- _WHAT YOU WILL DO_
The records that follow must be repeated verbatim, every one of them.

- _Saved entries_
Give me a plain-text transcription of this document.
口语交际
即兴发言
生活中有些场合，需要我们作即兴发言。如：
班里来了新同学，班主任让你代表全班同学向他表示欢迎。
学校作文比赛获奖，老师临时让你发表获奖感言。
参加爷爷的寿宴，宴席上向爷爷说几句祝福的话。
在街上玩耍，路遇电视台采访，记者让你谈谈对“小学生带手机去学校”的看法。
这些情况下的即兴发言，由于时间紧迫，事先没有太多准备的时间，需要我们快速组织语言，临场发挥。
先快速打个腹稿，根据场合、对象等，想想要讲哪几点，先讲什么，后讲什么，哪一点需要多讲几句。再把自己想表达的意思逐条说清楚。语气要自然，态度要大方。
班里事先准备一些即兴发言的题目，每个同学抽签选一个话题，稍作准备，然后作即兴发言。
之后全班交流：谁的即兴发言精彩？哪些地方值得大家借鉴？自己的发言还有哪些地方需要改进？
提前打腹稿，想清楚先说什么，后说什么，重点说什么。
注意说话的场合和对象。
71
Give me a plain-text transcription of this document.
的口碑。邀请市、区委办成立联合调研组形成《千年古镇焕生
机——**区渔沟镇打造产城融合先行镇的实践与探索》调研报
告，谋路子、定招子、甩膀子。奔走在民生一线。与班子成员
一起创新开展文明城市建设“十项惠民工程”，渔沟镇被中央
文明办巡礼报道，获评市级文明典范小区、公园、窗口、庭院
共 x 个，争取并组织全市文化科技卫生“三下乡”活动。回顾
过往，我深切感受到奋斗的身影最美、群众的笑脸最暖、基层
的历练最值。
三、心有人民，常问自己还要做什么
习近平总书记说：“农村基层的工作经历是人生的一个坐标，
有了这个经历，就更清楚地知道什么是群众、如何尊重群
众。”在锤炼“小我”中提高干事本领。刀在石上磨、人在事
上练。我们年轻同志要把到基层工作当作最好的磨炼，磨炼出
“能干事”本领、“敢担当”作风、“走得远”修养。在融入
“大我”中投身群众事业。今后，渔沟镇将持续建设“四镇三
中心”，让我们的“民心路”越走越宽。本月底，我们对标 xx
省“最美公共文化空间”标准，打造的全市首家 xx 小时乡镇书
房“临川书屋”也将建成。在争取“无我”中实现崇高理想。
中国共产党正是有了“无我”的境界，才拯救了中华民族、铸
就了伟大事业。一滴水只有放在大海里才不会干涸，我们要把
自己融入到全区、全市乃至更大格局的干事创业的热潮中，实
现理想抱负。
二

- _ANSWER TO THE TASK_
Give me a plain-text transcription of this document.
口语交际
即兴发言
生活中有些场合，需要我们作即兴发言。如：
班里来了新同学，班主任让你代表全班同学向他表示欢迎。
学校作文比赛获奖，老师临时让你发表获奖感言。
参加爷爷的寿宴，宴席上向爷爷说几句祝福的话。
在街上玩耍，路遇电视台采访，记者让你谈谈对“小学生带手机去学校”的看法。
这些情况下的即兴发言，由于时间紧迫，事先没有太多准备的时间，需要我们快速组织语言，临场发挥。
先快速打个腹稿，根据场合、对象等，想想要讲哪几点，先讲什么，后讲什么，哪一点需要多讲几句。再把自己想表达的意思逐条说清楚。语气要自然，态度要大方。
班里事先准备一些即兴发言的题目，每个同学抽签选一个话题，稍作准备，然后作即兴发言。
之后全班交流：谁的即兴发言精彩？哪些地方值得大家借鉴？自己的发言还有哪些地方需要改进？
提前打腹稿，想清楚先说什么，后说什么，重点说什么。
注意说话的场合和对象。
71
Give me a plain-text transcription of this document.
的口碑。邀请市、区委办成立联合调研组形成《千年古镇焕生
机——**区渔沟镇打造产城融合先行镇的实践与探索》调研报
告，谋路子、定招子、甩膀子。奔走在民生一线。与班子成员
一起创新开展文明城市建设“十项惠民工程”，渔沟镇被中央
文明办巡礼报道，获评市级文明典范小区、公园、窗口、庭院
共 x 个，争取并组织全市文化科技卫生“三下乡”活动。回顾
过往，我深切感受到奋斗的身影最美、群众的笑脸最暖、基层
的历练最值。
三、心有人民，常问自己还要做什么
习近平总书记说：“农村基层的工作经历是人生的一个坐标，
有了这个经历，就更清楚地知道什么是群众、如何尊重群
众。”在锤炼“小我”中提高干事本领。刀在石上磨、人在事
上练。我们年轻同志要把到基层工作当作最好的磨炼，磨炼出
“能干事”本领、“敢担当”作风、“走得远”修养。在融入
“大我”中投身群众事业。今后，渔沟镇将持续建设“四镇三
中心”，让我们的“民心路”越走越宽。本月底，我们对标 xx
省“最美公共文化空间”标准，打造的全市首家 xx 小时乡镇书
房“临川书屋”也将建成。在争取“无我”中实现崇高理想。
中国共产党正是有了“无我”的境界，才拯救了中华民族、铸
就了伟大事业。一滴水只有放在大海里才不会干涸，我们要把
自己融入到全区、全市乃至更大格局的干事创业的热潮中，实
现理想抱负。
二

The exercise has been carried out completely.